--- start ---
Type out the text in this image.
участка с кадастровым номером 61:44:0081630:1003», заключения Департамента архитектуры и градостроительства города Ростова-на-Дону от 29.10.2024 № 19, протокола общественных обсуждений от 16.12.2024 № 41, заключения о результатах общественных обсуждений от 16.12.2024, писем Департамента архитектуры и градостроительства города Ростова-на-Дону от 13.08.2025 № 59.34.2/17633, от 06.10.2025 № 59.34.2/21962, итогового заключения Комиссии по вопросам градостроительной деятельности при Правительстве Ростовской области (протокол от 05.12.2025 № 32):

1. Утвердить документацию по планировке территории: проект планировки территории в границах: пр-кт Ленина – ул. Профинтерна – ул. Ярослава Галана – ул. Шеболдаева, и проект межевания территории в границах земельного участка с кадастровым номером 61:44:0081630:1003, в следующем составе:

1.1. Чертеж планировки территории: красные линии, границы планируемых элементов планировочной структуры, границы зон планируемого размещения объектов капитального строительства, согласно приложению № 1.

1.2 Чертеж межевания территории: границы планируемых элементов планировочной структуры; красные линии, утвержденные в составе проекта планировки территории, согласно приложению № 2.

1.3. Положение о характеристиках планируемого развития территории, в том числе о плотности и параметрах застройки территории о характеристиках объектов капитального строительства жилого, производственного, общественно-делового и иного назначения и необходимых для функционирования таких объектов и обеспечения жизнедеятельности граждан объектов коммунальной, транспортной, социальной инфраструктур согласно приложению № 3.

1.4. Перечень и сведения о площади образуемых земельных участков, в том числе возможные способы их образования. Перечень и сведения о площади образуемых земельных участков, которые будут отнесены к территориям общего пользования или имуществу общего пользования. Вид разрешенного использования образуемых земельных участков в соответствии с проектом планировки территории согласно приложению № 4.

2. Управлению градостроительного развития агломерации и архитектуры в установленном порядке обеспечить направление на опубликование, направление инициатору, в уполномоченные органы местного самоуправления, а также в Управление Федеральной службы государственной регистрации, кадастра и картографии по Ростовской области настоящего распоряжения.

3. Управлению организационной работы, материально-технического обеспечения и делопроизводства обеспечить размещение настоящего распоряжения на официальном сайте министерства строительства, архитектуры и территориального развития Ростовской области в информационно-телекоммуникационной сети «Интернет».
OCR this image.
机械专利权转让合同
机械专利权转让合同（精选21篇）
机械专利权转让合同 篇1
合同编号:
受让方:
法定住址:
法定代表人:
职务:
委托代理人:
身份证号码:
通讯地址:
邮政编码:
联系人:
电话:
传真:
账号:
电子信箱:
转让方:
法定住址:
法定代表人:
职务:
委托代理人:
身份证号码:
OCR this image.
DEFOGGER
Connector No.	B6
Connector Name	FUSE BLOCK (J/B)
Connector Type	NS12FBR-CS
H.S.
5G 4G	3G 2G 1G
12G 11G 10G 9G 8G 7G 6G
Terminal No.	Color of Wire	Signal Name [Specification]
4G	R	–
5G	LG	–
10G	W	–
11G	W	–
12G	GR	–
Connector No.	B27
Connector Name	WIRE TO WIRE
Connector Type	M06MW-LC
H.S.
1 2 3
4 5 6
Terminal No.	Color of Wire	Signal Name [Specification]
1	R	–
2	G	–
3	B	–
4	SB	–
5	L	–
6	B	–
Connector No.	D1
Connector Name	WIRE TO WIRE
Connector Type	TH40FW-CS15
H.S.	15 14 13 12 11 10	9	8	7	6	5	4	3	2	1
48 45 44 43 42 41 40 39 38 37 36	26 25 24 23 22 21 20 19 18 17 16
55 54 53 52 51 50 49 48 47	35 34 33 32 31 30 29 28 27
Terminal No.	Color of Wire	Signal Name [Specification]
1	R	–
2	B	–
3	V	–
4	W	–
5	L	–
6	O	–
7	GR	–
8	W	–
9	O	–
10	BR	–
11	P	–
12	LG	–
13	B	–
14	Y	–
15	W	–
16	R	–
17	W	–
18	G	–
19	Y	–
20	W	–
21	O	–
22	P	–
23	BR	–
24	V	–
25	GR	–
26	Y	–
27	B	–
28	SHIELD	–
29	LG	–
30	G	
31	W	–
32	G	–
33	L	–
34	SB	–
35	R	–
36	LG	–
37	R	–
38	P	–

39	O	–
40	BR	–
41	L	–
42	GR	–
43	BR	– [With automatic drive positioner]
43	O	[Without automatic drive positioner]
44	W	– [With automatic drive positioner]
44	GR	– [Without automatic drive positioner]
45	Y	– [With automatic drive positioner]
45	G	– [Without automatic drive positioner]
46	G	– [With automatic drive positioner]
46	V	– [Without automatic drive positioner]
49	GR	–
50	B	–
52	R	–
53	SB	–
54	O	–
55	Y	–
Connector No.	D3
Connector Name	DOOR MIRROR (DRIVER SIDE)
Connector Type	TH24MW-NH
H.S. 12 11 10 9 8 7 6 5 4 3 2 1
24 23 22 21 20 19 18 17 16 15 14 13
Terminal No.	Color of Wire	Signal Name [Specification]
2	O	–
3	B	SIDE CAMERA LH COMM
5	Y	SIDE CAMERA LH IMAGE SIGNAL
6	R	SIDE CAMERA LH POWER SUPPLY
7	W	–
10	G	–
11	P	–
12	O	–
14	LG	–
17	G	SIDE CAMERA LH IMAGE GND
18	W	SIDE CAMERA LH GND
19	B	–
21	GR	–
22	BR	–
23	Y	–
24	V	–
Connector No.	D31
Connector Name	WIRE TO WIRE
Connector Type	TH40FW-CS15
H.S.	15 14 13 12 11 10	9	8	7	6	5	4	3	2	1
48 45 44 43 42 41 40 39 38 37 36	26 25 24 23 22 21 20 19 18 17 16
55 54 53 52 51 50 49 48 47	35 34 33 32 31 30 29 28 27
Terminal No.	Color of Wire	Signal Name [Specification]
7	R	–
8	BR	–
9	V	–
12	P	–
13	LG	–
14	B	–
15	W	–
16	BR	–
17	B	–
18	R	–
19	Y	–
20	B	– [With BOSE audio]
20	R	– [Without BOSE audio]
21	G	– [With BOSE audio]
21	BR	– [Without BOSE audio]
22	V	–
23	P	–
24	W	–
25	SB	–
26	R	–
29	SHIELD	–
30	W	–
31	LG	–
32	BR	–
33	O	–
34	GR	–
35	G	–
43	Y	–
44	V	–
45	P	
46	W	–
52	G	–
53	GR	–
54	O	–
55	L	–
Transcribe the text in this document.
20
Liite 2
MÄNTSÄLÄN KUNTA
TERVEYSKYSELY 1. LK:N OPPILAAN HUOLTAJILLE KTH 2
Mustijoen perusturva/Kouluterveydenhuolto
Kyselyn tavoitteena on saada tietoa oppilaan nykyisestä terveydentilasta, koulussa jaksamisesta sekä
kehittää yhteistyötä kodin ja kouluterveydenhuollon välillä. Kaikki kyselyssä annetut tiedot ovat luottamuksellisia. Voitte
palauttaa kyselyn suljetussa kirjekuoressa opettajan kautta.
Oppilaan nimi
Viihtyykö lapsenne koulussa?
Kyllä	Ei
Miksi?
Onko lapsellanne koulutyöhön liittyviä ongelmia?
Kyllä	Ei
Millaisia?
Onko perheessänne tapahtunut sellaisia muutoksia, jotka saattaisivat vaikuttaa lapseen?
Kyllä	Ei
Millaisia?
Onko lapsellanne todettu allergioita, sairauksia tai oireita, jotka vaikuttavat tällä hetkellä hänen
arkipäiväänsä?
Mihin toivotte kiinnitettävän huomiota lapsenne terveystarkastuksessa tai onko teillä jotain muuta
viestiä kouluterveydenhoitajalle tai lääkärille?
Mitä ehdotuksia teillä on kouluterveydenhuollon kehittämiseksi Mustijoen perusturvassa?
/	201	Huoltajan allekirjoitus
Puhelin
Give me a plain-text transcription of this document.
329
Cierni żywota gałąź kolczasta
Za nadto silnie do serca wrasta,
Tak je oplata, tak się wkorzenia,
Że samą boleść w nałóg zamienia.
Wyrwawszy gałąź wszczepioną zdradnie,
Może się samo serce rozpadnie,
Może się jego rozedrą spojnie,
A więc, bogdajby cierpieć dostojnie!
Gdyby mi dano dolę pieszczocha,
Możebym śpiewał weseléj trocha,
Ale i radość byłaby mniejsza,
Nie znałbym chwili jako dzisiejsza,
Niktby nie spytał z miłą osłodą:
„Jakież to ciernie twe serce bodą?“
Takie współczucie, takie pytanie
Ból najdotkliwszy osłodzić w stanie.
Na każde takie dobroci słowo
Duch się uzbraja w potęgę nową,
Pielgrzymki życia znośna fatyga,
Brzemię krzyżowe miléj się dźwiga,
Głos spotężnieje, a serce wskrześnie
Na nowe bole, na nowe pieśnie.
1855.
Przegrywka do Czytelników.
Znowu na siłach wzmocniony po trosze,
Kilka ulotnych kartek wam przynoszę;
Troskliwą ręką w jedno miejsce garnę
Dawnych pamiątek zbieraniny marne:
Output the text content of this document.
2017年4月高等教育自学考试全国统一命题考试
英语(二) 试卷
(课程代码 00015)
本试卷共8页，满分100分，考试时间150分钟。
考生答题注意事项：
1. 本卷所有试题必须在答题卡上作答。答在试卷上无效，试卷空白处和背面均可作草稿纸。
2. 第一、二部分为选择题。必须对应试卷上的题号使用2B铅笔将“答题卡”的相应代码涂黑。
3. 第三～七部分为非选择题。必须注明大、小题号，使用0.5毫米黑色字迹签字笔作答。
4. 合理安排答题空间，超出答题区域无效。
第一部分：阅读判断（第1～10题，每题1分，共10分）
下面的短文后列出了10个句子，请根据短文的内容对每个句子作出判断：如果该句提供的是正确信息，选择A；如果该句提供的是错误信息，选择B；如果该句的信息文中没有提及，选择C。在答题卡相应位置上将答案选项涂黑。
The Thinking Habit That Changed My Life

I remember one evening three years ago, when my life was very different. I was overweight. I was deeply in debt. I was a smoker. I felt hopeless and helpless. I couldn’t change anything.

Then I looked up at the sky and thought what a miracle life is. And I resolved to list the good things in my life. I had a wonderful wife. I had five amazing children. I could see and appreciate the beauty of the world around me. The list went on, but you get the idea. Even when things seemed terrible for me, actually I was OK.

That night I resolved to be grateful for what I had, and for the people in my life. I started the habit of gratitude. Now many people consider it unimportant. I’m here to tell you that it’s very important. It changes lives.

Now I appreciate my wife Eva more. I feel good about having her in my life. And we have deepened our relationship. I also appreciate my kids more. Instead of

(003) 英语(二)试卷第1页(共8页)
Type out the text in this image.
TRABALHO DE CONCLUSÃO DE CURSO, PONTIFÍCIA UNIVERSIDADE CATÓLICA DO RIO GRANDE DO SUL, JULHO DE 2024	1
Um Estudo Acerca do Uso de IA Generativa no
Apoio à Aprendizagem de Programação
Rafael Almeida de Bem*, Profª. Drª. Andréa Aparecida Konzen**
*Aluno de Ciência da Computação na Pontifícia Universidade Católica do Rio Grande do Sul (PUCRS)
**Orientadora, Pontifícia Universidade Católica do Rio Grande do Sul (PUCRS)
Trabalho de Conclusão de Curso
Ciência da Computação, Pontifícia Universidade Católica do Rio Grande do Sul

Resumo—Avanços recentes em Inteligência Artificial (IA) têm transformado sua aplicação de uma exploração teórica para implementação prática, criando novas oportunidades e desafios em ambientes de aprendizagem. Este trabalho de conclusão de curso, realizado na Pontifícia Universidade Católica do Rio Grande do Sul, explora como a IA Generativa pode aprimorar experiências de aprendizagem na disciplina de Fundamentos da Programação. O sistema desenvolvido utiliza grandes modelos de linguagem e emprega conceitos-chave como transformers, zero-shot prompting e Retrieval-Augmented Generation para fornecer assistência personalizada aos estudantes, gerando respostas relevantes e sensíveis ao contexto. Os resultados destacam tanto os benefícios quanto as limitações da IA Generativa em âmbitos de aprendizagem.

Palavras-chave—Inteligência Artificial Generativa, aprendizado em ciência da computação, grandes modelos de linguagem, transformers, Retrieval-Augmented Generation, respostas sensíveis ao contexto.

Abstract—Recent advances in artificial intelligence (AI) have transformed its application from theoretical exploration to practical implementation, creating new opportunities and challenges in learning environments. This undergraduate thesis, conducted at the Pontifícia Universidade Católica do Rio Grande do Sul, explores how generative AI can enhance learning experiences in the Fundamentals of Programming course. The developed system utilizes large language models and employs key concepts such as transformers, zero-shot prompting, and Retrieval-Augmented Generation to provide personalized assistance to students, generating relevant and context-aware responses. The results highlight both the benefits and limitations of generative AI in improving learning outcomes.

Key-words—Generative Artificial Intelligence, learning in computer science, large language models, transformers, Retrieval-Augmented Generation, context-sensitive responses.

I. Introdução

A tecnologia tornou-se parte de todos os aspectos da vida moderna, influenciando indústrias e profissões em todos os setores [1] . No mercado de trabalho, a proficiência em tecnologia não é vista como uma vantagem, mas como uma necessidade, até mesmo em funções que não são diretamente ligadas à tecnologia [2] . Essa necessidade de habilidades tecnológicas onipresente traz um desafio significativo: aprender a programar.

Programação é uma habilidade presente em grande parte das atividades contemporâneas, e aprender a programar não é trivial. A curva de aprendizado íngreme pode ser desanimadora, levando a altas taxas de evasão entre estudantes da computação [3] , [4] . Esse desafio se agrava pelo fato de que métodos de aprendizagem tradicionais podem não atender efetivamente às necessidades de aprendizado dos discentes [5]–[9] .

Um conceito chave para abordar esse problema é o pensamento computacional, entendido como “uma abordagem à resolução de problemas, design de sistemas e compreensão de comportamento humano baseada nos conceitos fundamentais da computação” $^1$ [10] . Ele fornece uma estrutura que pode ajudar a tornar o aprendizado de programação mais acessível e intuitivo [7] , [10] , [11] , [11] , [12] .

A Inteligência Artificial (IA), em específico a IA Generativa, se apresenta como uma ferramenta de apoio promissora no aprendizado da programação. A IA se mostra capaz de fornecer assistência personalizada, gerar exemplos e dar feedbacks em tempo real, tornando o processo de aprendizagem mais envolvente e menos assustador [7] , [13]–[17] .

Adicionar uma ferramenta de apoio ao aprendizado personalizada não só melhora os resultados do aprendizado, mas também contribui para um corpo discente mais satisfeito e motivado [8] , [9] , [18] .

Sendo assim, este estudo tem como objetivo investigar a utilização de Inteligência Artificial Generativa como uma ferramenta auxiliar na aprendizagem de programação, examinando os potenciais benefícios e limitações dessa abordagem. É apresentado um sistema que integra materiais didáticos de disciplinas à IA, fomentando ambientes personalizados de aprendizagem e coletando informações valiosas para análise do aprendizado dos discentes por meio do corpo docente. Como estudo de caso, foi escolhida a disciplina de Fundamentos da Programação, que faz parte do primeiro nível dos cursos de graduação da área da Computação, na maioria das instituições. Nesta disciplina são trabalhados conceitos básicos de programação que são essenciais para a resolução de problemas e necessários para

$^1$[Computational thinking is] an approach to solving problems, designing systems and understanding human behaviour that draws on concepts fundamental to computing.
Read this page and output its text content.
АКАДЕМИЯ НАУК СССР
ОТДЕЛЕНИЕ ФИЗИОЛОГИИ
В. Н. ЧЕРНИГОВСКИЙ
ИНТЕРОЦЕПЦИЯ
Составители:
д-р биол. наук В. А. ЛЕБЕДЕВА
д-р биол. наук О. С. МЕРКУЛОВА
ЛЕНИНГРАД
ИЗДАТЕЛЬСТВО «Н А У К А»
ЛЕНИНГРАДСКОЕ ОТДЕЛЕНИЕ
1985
--- end ---
### AIM
Return exactly the lines from the one containing "Read this page and output its text content." through the last line of the records above, both included, and nothing else.

### COMPLETE ANSWER
Read this page and output its text content.
АКАДЕМИЯ НАУК СССР
ОТДЕЛЕНИЕ ФИЗИОЛОГИИ
В. Н. ЧЕРНИГОВСКИЙ
ИНТЕРОЦЕПЦИЯ
Составители:
д-р биол. наук В. А. ЛЕБЕДЕВА
д-р биол. наук О. С. МЕРКУЛОВА
ЛЕНИНГРАД
ИЗДАТЕЛЬСТВО «Н А У К А»
ЛЕНИНГРАДСКОЕ ОТДЕЛЕНИЕ
1985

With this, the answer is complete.